Stored data entries:
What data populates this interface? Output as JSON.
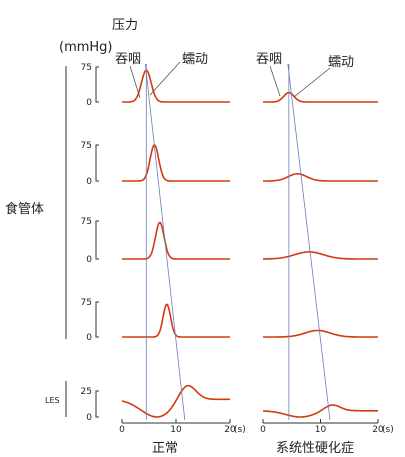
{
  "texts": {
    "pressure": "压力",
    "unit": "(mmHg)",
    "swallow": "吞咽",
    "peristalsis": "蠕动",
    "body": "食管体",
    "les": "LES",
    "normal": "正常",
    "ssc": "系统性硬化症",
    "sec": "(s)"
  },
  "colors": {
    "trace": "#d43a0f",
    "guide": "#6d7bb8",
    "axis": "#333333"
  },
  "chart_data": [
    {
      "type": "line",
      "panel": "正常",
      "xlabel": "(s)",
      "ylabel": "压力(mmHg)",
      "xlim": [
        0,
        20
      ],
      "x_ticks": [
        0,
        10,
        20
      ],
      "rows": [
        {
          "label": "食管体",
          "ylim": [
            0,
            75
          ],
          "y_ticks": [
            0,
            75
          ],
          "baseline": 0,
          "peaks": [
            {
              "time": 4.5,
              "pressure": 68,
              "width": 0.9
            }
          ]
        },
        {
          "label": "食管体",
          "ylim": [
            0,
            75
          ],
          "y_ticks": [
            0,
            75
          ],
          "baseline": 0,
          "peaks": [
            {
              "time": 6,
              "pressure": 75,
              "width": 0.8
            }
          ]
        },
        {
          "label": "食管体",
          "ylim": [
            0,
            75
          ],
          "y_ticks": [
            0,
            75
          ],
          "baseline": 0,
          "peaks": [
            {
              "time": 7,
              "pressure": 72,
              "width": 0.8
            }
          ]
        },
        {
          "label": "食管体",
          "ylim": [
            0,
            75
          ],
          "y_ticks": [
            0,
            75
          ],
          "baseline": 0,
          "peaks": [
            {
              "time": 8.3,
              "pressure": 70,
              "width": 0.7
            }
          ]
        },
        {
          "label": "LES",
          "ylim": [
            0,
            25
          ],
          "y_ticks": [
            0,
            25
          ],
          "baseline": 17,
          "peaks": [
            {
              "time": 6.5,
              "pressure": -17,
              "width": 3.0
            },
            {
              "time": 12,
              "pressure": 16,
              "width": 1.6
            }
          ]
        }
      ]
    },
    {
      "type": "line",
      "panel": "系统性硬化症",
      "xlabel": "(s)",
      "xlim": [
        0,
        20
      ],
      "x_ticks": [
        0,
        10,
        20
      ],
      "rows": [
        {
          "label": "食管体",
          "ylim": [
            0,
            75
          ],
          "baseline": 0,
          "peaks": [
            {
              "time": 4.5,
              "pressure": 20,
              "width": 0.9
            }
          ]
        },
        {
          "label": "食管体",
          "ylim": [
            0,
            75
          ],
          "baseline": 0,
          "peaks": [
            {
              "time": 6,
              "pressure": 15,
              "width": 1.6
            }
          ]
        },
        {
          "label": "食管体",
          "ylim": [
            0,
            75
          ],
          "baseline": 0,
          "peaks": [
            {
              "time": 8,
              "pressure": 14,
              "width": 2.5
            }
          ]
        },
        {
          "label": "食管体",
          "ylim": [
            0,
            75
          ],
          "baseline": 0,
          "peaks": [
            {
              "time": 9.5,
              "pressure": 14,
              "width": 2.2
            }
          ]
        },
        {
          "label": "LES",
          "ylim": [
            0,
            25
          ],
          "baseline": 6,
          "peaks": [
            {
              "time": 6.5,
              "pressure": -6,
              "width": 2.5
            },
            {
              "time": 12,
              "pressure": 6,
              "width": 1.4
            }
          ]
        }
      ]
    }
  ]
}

_YOUR TASK_.
From the material above, copy everything exactly but the pictures.

_PROBLEM SOLUTION_.
What data populates this interface? Output as JSON.
{
  "texts": {
    "pressure": "压力",
    "unit": "(mmHg)",
    "swallow": "吞咽",
    "peristalsis": "蠕动",
    "body": "食管体",
    "les": "LES",
    "normal": "正常",
    "ssc": "系统性硬化症",
    "sec": "(s)"
  },
  "colors": {
    "trace": "#d43a0f",
    "guide": "#6d7bb8",
    "axis": "#333333"
  },
  "chart_data": [
    {
      "type": "line",
      "panel": "正常",
      "xlabel": "(s)",
      "ylabel": "压力(mmHg)",
      "xlim": [
        0,
        20
      ],
      "x_ticks": [
        0,
        10,
        20
      ],
      "rows": [
        {
          "label": "食管体",
          "ylim": [
            0,
            75
          ],
          "y_ticks": [
            0,
            75
          ],
          "baseline": 0,
          "peaks": [
            {
              "time": 4.5,
              "pressure": 68,
              "width": 0.9
            }
          ]
        },
        {
          "label": "食管体",
          "ylim": [
            0,
            75
          ],
          "y_ticks": [
            0,
            75
          ],
          "baseline": 0,
          "peaks": [
            {
              "time": 6,
              "pressure": 75,
              "width": 0.8
            }
          ]
        },
        {
          "label": "食管体",
          "ylim": [
            0,
            75
          ],
          "y_ticks": [
            0,
            75
          ],
          "baseline": 0,
          "peaks": [
            {
              "time": 7,
              "pressure": 72,
              "width": 0.8
            }
          ]
        },
        {
          "label": "食管体",
          "ylim": [
            0,
            75
          ],
          "y_ticks": [
            0,
            75
          ],
          "baseline": 0,
          "peaks": [
            {
              "time": 8.3,
              "pressure": 70,
              "width": 0.7
            }
          ]
        },
        {
          "label": "LES",
          "ylim": [
            0,
            25
          ],
          "y_ticks": [
            0,
            25
          ],
          "baseline": 17,
          "peaks": [
            {
              "time": 6.5,
              "pressure": -17,
              "width": 3.0
            },
            {
              "time": 12,
              "pressure": 16,
              "width": 1.6
            }
          ]
        }
      ]
    },
    {
      "type": "line",
      "panel": "系统性硬化症",
      "xlabel": "(s)",
      "xlim": [
        0,
        20
      ],
      "x_ticks": [
        0,
        10,
        20
      ],
      "rows": [
        {
          "label": "食管体",
          "ylim": [
            0,
            75
          ],
          "baseline": 0,
          "peaks": [
            {
              "time": 4.5,
              "pressure": 20,
              "width": 0.9
            }
          ]
        },
        {
          "label": "食管体",
          "ylim": [
            0,
            75
          ],
          "baseline": 0,
          "peaks": [
            {
              "time": 6,
              "pressure": 15,
              "width": 1.6
            }
          ]
        },
        {
          "label": "食管体",
          "ylim": [
            0,
            75
          ],
          "baseline": 0,
          "peaks": [
            {
              "time": 8,
              "pressure": 14,
              "width": 2.5
            }
          ]
        },
        {
          "label": "食管体",
          "ylim": [
            0,
            75
          ],
          "baseline": 0,
          "peaks": [
            {
              "time": 9.5,
              "pressure": 14,
              "width": 2.2
            }
          ]
        },
        {
          "label": "LES",
          "ylim": [
            0,
            25
          ],
          "baseline": 6,
          "peaks": [
            {
              "time": 6.5,
              "pressure": -6,
              "width": 2.5
            },
            {
              "time": 12,
              "pressure": 6,
              "width": 1.4
            }
          ]
        }
      ]
    }
  ]
}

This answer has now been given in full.